> [EXCERPTED TEXT]

----------------------------------------

The Presentation of Our Lord (Candlemass), 2 February 2014

Malachi 3:1-4
Psalm 84
     Or
Psalm 24:7-10
Hebrews 2:14-18
St. Luke 2:22-40


                                                                                                               
Background:  The Presentation of Our Lord
This feast day used to be known to us as The Presentation of Our Lord and the Purification of the Blessed Virgin Mary, and in that name lies a history.  The feast originated in the Eastern Church as a feast day that celebrated “The Meeting” (Hypapante), although the Armenians call it “the coming of the Son of God into the Temple.  It is known in Jerusalem in the fourth century and then was introduced to the Constantinopolitan churches by Justinian in 542 CE.  It was first celebrated in the west in the seventh century, found in the sacramentaries of both Gelasius and of Gregory.  The day, then, was called “The Purification of Mary,” and the associated procession with candles was introduced at that time, as it appeared in other Marian feasts.  Originally the procession had a penitential aspect to it, and purple vestments were worn. 

As the day evolved, the blessing of candles to be used during the year was added and the name of Candlemass was introduced, especially in England.  It marks the end of the Christmass celebration and serves as a bridge to the Passion.  See especially the Gospel where Simeon says: and a sword will pierce your own soul too."  The background for the purification rites of the Hebrew Scriptures can be found in Leviticus 12:2-8, where the particulars of ritual purity are laid out in terms of the time of the purification, different for son than daughter, and the type of offering is prescribed.  It is this law that Mary fulfills in the ceremonies described by Saint Luke.

----------------------------------------

[Data entries]

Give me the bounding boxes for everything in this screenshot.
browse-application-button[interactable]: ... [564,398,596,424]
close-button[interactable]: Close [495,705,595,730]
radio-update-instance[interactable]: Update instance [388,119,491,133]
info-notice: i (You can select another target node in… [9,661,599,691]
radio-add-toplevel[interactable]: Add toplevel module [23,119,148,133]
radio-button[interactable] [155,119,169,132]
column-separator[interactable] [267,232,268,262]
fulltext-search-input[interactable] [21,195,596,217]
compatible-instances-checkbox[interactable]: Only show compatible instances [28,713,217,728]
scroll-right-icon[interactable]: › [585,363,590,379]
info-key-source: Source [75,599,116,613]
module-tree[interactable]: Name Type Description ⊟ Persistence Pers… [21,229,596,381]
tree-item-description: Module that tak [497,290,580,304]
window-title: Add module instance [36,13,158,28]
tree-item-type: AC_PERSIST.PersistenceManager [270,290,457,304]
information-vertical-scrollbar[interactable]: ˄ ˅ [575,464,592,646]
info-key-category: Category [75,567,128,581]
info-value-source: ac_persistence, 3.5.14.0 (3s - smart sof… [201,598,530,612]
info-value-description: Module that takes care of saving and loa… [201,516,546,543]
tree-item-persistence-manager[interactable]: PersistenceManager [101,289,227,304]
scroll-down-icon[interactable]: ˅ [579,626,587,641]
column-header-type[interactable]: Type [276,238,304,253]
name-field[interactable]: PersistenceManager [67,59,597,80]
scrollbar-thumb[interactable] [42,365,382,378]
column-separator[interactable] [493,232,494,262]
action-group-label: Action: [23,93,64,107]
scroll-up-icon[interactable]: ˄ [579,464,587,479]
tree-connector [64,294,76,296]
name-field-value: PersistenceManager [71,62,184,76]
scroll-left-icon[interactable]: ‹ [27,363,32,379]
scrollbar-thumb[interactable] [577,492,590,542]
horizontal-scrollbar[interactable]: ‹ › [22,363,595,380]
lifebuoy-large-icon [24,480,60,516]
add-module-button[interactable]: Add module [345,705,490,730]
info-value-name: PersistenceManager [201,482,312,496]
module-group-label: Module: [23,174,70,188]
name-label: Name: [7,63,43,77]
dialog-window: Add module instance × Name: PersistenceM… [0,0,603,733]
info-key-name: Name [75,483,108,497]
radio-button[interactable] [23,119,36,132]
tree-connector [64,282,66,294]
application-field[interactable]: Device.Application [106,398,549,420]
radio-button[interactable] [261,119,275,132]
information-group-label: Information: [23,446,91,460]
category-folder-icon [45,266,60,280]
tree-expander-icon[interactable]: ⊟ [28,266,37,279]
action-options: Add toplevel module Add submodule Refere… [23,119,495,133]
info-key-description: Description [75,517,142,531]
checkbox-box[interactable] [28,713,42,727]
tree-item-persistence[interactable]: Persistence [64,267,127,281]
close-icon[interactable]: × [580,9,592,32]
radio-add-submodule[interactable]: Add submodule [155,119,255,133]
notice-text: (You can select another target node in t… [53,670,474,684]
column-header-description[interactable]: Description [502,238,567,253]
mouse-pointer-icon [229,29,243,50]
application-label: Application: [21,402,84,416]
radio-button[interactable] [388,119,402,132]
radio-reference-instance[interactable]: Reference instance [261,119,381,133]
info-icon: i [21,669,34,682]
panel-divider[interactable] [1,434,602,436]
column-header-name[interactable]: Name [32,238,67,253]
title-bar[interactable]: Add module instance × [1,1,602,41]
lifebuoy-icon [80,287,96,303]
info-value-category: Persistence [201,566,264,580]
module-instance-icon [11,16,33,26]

----------------------------------------

> [WRITTEN PROBLEM A]
Answer these questions using the background on the Presentation of Our Lord:
(i) Who introduced the feast to the Constantinopolitan churches, and in what year?
(ii) What color were the vestments worn when the procession had a penitential aspect?
(iii) Which passage of the Hebrew Scriptures lays out the purification rites?
> [WRITTEN PROBLEM B] Extend the background on the Presentation of Our Lord with a further passage that picks up after its final sentence.
The records aren't required for this work.

> [FINAL ANSWER A]
(i) Justinian, in 542 CE.
(ii) Purple.
(iii) Leviticus 12:2-8.

> [FINAL ANSWER B]
Malachi 3:1-4

Thus says the Lord, See, I am sending my messenger to prepare the way before me, and the Lord whom you seek will suddenly come to his temple. The messenger of the covenant in whom you delight-- indeed, he is coming, says the LORD of hosts. But who can endure the day of his coming, and who can stand when he appears?

For he is like a refiner's fire and like fullers' soap; he will sit as a refiner and purifier of silver, and he will purify the descendants of Levi and refine them like gold and silver, until they present offerings to the LORD in righteousness. Then the offering of Judah and Jerusalem will be pleasing to the LORD as in the days of old and as in former years.



Malachi, named for an unknown prophet (the name actually means “my messenger”), was written probably in the sixth century BCE.  We know this from the mention of the rebuilt temple in 3:1,10, and from the list of sins that Malachi laments, for they are the same list of vices that are mentioned in Nehemiah, and Ezra.  The action of the book centers on the Temple, and the sermons resound on the theme of marriage.  The reading for this morning is taken from the fourth oracle – “Yahweh, the God of Justice” that extends from 2:17 through 3:5.  The message of the reading speaks to the prophet’s hope of a coming messiah. Unlike other prophets who centered their messianic language on a present figure, this prophet hopes for someone that is not yet.  Malachi’s readers would have known the God that intervenes in human history – the promises to the Patriarchs and Matriarchs, God’s presence at the Red Sea, and the Covenant at Sinai.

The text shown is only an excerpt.